Goal
Find how many lines in the material contain "capacity"; your answer should be that number alone.

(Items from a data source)

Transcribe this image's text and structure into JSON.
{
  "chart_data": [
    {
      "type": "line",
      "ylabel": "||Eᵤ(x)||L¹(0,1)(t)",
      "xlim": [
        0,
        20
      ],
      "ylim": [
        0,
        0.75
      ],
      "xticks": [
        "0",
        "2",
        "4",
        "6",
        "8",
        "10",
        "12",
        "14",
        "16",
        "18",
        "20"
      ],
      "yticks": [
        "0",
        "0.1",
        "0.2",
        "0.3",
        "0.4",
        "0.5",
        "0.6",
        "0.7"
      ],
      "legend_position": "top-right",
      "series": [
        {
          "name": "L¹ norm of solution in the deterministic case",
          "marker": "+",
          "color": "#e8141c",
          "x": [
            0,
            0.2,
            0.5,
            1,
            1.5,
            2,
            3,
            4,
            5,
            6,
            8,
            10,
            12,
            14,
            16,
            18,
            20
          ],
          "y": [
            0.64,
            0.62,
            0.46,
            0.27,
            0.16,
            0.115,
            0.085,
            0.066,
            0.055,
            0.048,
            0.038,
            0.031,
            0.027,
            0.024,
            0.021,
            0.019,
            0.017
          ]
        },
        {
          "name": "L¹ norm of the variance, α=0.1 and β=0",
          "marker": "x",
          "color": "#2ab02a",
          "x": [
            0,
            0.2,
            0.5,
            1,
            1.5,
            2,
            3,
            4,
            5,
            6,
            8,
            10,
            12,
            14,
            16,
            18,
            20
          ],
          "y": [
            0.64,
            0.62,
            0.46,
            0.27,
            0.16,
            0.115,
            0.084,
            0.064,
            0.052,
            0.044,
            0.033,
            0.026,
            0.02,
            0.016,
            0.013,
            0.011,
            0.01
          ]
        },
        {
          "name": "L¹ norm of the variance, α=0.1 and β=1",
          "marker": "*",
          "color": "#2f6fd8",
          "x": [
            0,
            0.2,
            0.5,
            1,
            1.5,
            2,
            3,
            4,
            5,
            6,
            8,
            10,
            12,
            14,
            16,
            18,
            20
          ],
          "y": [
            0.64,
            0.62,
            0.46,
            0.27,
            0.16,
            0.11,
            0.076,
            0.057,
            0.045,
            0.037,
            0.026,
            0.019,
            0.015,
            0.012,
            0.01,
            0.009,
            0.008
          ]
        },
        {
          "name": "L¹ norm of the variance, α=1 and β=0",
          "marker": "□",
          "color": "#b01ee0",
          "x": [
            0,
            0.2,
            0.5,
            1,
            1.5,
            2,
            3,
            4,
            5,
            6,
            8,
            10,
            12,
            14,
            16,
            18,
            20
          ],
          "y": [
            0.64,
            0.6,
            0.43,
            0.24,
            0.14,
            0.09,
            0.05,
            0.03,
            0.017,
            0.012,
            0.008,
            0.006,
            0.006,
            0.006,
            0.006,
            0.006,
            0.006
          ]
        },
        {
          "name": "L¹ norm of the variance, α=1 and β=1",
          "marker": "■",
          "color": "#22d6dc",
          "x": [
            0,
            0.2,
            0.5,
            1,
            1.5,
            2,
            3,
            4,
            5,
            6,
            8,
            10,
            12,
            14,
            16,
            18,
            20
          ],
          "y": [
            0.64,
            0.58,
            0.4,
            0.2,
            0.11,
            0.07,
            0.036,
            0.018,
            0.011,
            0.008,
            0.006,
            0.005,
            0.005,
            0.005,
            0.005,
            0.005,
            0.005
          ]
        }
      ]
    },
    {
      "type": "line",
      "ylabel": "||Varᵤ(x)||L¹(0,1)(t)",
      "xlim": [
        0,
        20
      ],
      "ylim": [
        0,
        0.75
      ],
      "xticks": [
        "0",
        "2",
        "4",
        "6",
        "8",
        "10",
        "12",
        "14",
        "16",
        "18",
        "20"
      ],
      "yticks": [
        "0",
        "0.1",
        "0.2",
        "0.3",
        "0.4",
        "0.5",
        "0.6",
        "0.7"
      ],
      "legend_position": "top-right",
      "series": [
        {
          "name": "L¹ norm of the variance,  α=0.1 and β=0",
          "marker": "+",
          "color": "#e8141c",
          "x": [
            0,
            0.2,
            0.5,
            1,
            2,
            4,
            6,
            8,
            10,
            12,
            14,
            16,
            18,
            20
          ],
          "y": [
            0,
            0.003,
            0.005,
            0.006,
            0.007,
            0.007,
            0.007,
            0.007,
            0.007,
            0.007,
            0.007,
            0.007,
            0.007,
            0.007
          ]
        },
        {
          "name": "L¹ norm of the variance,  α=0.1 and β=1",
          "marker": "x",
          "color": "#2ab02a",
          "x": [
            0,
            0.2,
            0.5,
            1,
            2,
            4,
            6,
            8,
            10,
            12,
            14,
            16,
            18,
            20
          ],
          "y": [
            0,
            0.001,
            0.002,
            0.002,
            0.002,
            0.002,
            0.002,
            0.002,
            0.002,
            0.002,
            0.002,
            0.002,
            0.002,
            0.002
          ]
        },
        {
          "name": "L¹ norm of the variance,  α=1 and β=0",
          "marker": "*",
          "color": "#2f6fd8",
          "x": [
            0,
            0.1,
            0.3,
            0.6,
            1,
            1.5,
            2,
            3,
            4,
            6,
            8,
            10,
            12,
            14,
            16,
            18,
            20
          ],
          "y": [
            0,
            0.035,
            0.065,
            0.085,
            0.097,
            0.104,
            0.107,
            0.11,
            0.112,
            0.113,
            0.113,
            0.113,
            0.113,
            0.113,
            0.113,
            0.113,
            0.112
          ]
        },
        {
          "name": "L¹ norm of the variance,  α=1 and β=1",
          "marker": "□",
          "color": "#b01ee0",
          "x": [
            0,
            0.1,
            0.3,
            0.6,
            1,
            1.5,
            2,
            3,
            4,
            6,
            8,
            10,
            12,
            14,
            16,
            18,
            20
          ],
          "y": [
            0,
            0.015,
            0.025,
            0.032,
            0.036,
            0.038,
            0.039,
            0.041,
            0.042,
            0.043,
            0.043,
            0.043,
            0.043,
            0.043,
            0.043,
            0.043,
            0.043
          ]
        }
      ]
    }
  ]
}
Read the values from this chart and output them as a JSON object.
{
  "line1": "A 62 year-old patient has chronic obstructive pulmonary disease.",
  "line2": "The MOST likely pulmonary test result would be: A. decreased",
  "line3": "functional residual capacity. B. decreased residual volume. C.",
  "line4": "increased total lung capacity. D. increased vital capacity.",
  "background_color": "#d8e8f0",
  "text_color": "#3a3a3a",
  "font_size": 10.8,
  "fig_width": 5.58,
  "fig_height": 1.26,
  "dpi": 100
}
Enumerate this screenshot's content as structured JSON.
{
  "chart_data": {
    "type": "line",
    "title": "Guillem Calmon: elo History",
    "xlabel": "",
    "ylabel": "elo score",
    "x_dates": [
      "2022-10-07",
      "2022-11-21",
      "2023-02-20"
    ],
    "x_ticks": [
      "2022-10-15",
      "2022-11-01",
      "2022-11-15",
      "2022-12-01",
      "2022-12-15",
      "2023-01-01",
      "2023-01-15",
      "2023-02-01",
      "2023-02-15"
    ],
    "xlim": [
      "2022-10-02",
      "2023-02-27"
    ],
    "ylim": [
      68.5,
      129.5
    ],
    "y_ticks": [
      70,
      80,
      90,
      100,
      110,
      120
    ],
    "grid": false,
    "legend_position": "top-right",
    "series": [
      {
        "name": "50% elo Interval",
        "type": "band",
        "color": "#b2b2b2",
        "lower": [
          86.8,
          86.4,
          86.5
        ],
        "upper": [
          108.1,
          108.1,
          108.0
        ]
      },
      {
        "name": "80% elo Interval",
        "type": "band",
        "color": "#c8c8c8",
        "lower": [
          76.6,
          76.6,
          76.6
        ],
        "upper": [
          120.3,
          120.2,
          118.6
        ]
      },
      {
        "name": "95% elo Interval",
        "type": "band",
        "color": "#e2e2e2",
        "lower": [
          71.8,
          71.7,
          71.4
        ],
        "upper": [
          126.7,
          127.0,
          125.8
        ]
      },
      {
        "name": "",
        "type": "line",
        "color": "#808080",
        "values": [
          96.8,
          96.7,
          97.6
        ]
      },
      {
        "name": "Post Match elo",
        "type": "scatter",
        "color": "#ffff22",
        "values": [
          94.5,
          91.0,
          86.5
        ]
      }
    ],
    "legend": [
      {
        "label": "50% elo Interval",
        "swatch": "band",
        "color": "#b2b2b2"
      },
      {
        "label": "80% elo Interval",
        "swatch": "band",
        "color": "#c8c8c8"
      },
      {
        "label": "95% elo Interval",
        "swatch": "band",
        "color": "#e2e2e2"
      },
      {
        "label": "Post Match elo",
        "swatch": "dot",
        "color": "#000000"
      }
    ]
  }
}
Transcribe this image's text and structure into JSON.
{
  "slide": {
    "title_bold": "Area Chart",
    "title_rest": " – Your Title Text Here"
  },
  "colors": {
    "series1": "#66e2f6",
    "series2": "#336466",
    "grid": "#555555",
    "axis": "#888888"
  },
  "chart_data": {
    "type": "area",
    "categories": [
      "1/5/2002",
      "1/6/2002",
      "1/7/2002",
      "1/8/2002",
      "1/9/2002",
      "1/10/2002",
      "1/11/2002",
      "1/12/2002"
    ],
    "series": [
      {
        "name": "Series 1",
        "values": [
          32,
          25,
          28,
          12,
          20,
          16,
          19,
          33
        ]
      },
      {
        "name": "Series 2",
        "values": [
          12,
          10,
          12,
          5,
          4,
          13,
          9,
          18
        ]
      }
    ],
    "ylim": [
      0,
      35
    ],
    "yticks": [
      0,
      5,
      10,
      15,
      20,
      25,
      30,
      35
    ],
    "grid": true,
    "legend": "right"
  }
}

Response to this task
2